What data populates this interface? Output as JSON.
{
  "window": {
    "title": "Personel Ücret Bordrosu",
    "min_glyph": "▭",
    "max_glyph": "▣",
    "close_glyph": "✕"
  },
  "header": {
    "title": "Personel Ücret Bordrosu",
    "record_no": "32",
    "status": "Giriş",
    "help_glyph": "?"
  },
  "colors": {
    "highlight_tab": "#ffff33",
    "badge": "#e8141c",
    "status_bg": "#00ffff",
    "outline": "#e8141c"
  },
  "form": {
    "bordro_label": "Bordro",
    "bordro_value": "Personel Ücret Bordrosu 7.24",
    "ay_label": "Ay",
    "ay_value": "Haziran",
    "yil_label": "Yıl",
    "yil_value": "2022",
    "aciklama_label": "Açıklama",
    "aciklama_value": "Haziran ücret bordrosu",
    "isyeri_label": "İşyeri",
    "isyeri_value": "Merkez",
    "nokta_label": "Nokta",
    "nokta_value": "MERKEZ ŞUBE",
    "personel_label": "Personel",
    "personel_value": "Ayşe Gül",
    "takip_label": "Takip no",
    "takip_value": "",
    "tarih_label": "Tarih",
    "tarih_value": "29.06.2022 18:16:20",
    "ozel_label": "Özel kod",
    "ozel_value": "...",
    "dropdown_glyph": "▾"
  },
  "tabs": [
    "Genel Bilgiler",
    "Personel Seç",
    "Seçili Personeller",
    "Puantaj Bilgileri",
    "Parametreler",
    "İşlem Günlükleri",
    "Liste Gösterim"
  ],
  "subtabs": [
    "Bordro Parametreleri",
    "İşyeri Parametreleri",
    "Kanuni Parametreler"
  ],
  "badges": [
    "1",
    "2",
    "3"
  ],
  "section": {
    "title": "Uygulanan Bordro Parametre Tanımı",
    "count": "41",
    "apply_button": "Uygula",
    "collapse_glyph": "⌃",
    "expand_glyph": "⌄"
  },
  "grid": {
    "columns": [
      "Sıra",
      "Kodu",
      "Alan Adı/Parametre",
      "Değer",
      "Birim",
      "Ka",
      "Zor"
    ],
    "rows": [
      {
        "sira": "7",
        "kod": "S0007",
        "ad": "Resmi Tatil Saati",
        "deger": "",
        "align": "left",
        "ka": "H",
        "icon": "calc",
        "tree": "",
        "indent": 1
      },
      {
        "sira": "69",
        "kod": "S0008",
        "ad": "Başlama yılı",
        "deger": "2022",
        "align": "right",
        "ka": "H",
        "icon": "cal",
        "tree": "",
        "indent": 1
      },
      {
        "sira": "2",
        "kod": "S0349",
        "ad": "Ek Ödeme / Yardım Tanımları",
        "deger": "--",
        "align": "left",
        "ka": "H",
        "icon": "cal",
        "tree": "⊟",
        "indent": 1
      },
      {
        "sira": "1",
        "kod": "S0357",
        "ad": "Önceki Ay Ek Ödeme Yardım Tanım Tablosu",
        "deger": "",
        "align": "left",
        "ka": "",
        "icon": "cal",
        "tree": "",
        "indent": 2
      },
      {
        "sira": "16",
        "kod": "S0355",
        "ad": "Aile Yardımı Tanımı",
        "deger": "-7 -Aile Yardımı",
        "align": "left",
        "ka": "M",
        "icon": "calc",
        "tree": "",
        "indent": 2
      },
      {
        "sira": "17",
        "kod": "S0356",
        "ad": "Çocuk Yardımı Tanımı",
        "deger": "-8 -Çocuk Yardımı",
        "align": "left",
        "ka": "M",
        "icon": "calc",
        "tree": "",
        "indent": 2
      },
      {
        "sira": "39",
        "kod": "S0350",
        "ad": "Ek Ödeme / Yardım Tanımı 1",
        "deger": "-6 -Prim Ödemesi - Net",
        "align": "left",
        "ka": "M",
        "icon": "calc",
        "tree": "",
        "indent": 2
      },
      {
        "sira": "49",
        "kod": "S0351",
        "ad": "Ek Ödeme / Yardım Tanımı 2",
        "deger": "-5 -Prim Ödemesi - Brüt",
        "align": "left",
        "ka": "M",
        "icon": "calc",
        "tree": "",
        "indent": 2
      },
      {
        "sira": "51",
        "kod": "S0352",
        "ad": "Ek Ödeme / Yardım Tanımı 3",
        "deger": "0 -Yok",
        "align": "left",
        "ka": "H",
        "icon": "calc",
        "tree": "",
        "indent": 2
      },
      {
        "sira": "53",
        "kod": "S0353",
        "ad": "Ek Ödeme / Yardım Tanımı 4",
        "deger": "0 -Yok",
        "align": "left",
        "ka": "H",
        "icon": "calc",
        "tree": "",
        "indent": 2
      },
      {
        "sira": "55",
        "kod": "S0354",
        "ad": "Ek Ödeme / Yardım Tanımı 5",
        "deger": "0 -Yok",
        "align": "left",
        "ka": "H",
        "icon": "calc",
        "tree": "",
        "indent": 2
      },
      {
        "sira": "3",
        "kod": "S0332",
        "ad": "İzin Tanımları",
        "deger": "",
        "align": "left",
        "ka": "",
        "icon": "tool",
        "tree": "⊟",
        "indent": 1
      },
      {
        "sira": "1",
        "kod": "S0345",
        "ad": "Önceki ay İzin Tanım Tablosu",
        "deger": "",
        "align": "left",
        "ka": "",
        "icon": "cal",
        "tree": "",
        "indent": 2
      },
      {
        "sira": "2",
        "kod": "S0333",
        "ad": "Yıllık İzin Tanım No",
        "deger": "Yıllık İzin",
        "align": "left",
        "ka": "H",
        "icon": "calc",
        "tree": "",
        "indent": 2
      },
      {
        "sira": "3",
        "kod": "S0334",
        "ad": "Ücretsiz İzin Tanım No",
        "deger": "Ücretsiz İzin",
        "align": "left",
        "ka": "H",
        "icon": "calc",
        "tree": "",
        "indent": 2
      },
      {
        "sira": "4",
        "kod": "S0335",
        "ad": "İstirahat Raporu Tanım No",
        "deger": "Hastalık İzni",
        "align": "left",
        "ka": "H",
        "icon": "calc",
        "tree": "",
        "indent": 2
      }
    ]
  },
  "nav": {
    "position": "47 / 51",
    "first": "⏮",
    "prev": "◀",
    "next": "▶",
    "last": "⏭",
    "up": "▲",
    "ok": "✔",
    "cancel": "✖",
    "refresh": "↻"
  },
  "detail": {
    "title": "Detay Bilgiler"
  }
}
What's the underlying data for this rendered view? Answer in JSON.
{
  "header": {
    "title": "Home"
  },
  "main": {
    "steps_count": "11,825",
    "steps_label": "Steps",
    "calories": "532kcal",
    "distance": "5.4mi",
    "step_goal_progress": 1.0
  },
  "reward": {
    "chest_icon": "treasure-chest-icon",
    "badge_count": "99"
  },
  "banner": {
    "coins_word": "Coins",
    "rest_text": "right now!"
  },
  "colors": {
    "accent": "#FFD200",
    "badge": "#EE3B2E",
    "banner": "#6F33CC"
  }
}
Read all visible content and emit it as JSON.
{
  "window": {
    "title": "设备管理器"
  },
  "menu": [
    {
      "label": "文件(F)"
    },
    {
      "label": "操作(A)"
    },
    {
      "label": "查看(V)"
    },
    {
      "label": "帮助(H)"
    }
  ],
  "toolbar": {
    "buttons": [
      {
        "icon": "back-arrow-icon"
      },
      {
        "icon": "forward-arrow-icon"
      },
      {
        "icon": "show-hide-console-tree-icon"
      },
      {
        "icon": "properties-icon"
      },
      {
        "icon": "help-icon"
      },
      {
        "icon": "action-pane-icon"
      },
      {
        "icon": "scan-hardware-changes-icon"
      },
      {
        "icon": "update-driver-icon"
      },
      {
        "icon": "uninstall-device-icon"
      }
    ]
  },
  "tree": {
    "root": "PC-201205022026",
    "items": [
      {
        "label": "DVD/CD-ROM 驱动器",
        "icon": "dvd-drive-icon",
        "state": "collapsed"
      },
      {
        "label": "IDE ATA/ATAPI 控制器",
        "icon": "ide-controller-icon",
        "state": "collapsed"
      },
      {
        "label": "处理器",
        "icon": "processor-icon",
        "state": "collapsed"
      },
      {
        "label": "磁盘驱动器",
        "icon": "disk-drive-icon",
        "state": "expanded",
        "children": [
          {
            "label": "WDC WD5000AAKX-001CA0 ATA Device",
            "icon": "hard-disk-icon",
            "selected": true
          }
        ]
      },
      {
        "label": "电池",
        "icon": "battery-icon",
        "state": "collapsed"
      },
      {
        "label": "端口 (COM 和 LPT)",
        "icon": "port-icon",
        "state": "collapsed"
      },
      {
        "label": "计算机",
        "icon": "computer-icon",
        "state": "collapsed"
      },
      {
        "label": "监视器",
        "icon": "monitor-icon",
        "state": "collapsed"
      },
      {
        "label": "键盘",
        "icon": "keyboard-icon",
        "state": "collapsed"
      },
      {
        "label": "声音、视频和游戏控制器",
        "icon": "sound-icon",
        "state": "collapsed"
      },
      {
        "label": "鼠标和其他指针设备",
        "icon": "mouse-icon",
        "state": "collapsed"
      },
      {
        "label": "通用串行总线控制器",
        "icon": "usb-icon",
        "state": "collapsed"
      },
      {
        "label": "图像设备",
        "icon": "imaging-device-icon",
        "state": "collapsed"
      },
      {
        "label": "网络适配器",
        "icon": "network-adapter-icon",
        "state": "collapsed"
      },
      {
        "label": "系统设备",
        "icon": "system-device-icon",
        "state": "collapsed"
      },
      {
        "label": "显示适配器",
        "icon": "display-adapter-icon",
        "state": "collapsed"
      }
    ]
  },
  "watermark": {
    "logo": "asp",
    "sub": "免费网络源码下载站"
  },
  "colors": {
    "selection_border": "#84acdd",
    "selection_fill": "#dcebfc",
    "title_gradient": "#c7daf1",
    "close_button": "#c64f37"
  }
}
-=-=-
> [Work to be completed]: Identify each line in the records above containing the word "Aile"; copy those lines.

> [Written response]:
        "ad": "Aile Yardımı Tanımı",
        "deger": "-7 -Aile Yardımı",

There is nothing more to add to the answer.